▸ **Exercise requirements**: From the entries below, copy every line where the string "rodzaju" appears.

▸ **Provided records**:
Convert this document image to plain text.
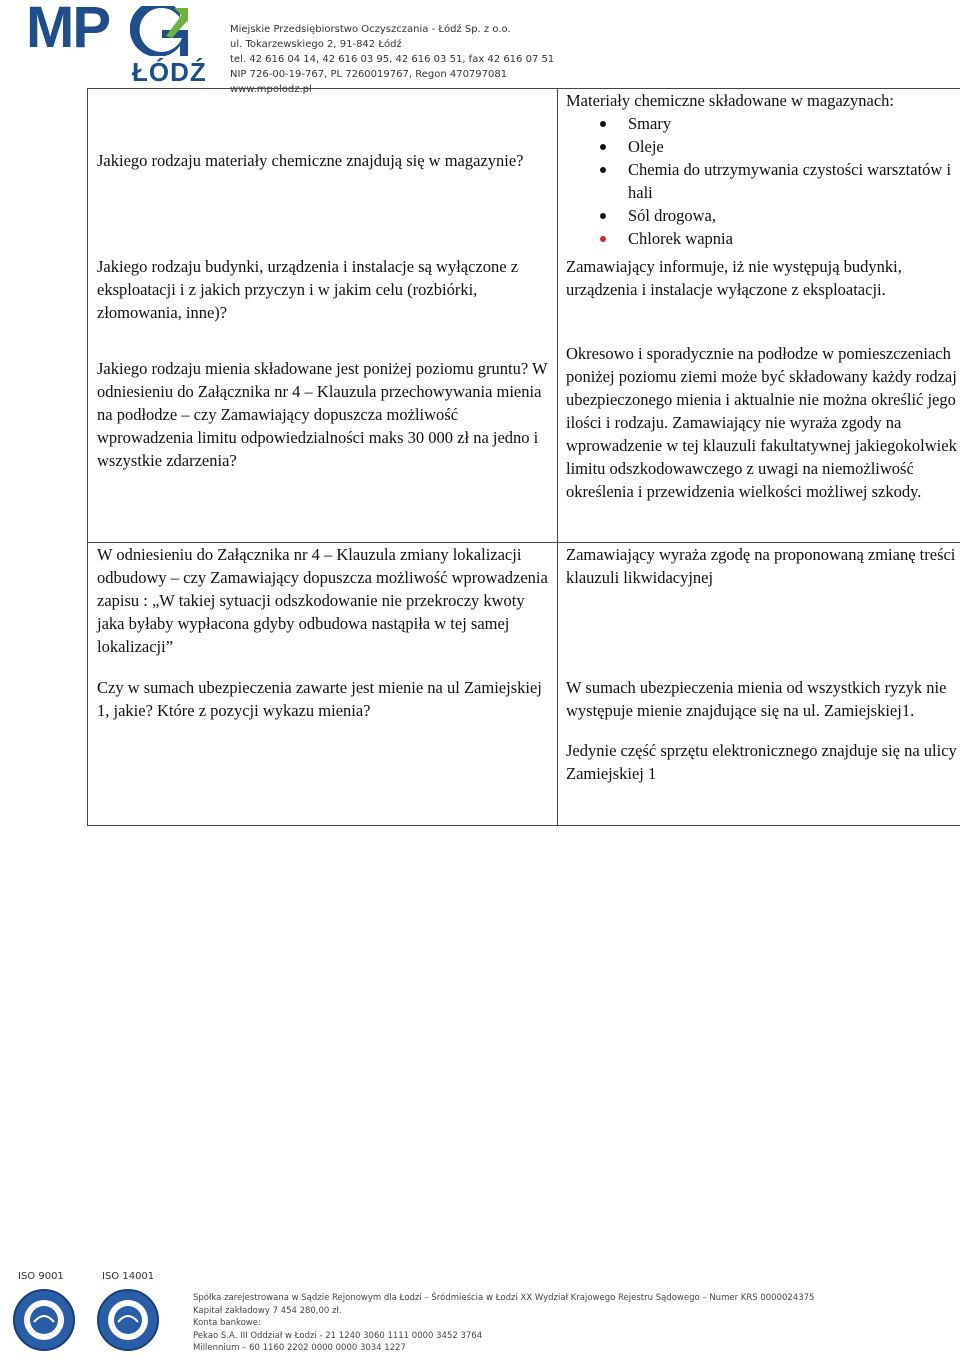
MP
ŁÓDŹ
Miejskie Przedsiębiorstwo Oczyszczania - Łódź Sp. z o.o.
ul. Tokarzewskiego 2, 91-842 Łódź
tel. 42 616 04 14, 42 616 03 95, 42 616 03 51, fax 42 616 07 51
NIP 726-00-19-767, PL 7260019767, Regon 470797081
www.mpolodz.pl

Jakiego rodzaju materiały chemiczne znajdują się w magazynie?

Materiały chemiczne składowane w magazynach:

Smary
Oleje
Chemia do utrzymywania czystości warsztatów i hali
Sól drogowa,
Chlorek wapnia

Jakiego rodzaju budynki, urządzenia i instalacje są wyłączone z eksploatacji i z jakich przyczyn i w jakim celu (rozbiórki, złomowania, inne)?

Zamawiający informuje, iż nie występują budynki, urządzenia i instalacje wyłączone z eksploatacji.

Jakiego rodzaju mienia składowane jest poniżej poziomu gruntu? W odniesieniu do Załącznika nr 4 – Klauzula przechowywania mienia na podłodze – czy Zamawiający dopuszcza możliwość wprowadzenia limitu odpowiedzialności maks 30 000 zł na jedno i wszystkie zdarzenia?

Okresowo i sporadycznie na podłodze w pomieszczeniach poniżej poziomu ziemi może być składowany każdy rodzaj ubezpieczonego mienia i aktualnie nie można określić jego ilości i rodzaju. Zamawiający nie wyraża zgody na wprowadzenie w tej klauzuli fakultatywnej jakiegokolwiek limitu odszkodowawczego z uwagi na niemożliwość określenia i przewidzenia wielkości możliwej szkody.

W odniesieniu do Załącznika nr 4 – Klauzula zmiany lokalizacji odbudowy – czy Zamawiający dopuszcza możliwość wprowadzenia zapisu : „W takiej sytuacji odszkodowanie nie przekroczy kwoty jaka byłaby wypłacona gdyby odbudowa nastąpiła w tej samej lokalizacji”

Zamawiający wyraża zgodę na proponowaną zmianę treści klauzuli likwidacyjnej

Czy w sumach ubezpieczenia zawarte jest mienie na ul Zamiejskiej 1, jakie? Które z pozycji wykazu mienia?

W sumach ubezpieczenia mienia od wszystkich ryzyk nie występuje mienie znajdujące się na ul. Zamiejskiej1.

Jedynie część sprzętu elektronicznego znajduje się na ulicy Zamiejskiej 1

ISO 9001	ISO 14001
Spółka zarejestrowana w Sądzie Rejonowym dla Łodzi – Śródmieścia w Łodzi XX Wydział Krajowego Rejestru Sądowego – Numer KRS 0000024375
Kapitał zakładowy 7 454 280,00 zł.
Konta bankowe:
Pekao S.A. III Oddział w Łodzi - 21 1240 3060 1111 0000 3452 3764
Millennium – 60 1160 2202 0000 0000 3034 1227
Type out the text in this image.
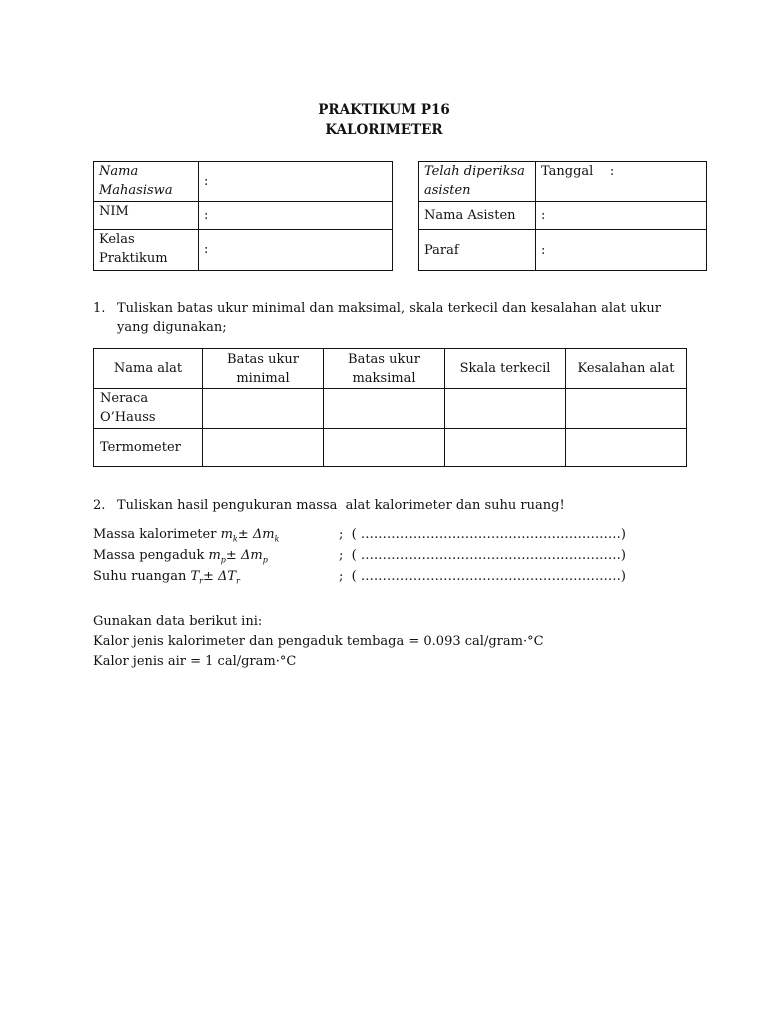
PRAKTIKUM P16
KALORIMETER
Nama
Mahasiswa	:
NIM	:

Kelas
Praktikum	:
Telah diperiksa
asisten	Tanggal    :
Nama Asisten	:
Paraf	:
1. Tuliskan batas ukur minimal dan maksimal, skala terkecil dan kesalahan alat ukur yang digunakan;
Nama alat	Batas ukur minimal	Batas ukur maksimal	Skala terkecil	Kesalahan alat

Neraca
O’Hauss				

Termometer				
2. Tuliskan hasil pengukuran massa  alat kalorimeter dan suhu ruang!
Massa kalorimeter $m_k\pm \Delta m_k$	;  ( ……………………………………………………)
Massa pengaduk $m_p\pm \Delta m_p$	;  ( ……………………………………………………)
Suhu ruangan $T_r\pm \Delta T_r$	;  ( ……………………………………………………)
Gunakan data berikut ini:
Kalor jenis kalorimeter dan pengaduk tembaga = 0.093 cal/gram·°C
Kalor jenis air = 1 cal/gram·°C
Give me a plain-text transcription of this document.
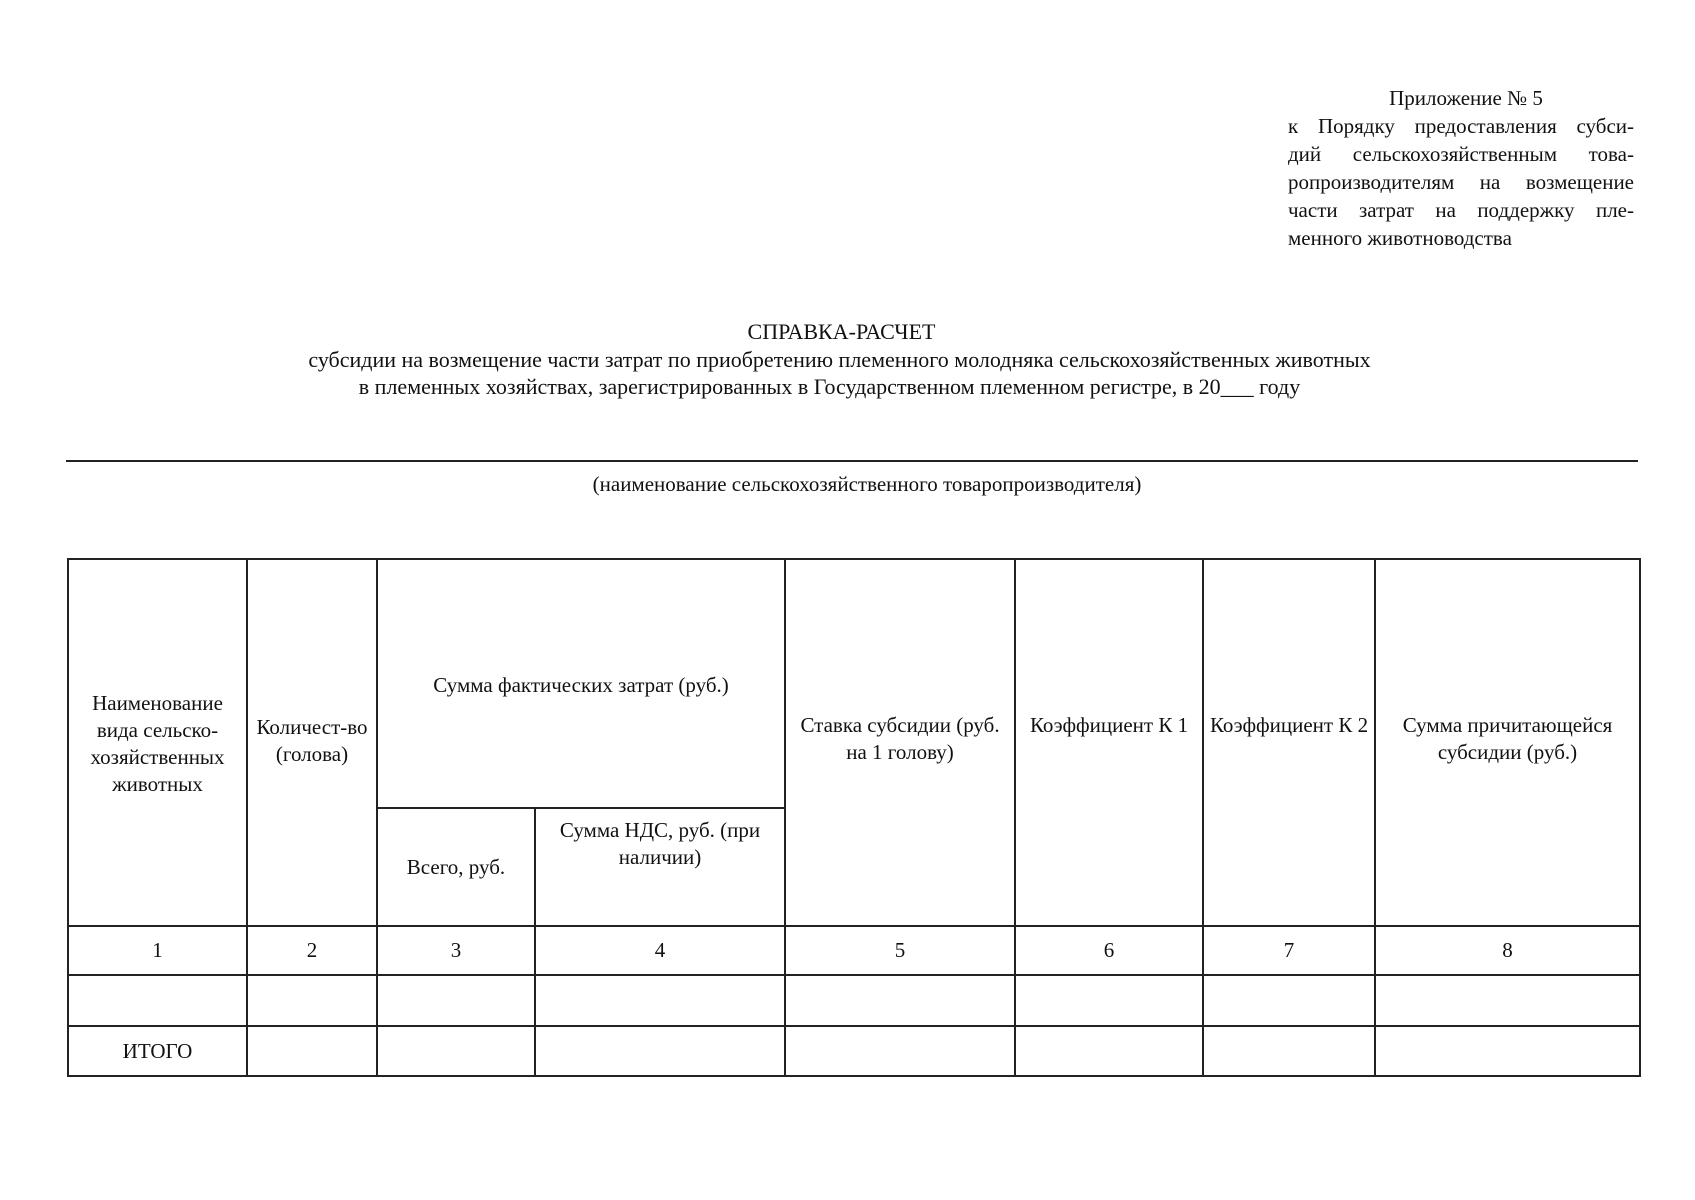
Приложение № 5
к Порядку предоставления субси-
дий сельскохозяйственным това-
ропроизводителям на возмещение
части затрат на поддержку пле-
менного животноводства
СПРАВКА-РАСЧЕТ
субсидии на возмещение части затрат по приобретению племенного молодняка сельскохозяйственных животных
в племенных хозяйствах, зарегистрированных в Государственном племенном регистре, в 20___ году
(наименование сельскохозяйственного товаропроизводителя)
Наименование вида сельско-хозяйственных животных	Количест-во (голова)	Сумма фактических затрат (руб.)		Ставка субсидии (руб. на 1 голову)	Коэффициент К 1	Коэффициент К 2	Сумма причитающейся субсидии (руб.)
		Всего, руб.	Сумма НДС, руб. (при наличии)				
1	2	3	4	5	6	7	8

ИТОГО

▸ **Final result**:
Jakiego rodzaju materiały chemiczne znajdują się w magazynie?
Jakiego rodzaju budynki, urządzenia i instalacje są wyłączone z eksploatacji i z jakich przyczyn i w jakim celu (rozbiórki, złomowania, inne)?
Jakiego rodzaju mienia składowane jest poniżej poziomu gruntu? W odniesieniu do Załącznika nr 4 – Klauzula przechowywania mienia na podłodze – czy Zamawiający dopuszcza możliwość wprowadzenia limitu odpowiedzialności maks 30 000 zł na jedno i wszystkie zdarzenia?
Okresowo i sporadycznie na podłodze w pomieszczeniach poniżej poziomu ziemi może być składowany każdy rodzaj ubezpieczonego mienia i aktualnie nie można określić jego ilości i rodzaju. Zamawiający nie wyraża zgody na wprowadzenie w tej klauzuli fakultatywnej jakiegokolwiek limitu odszkodowawczego z uwagi na niemożliwość określenia i przewidzenia wielkości możliwej szkody.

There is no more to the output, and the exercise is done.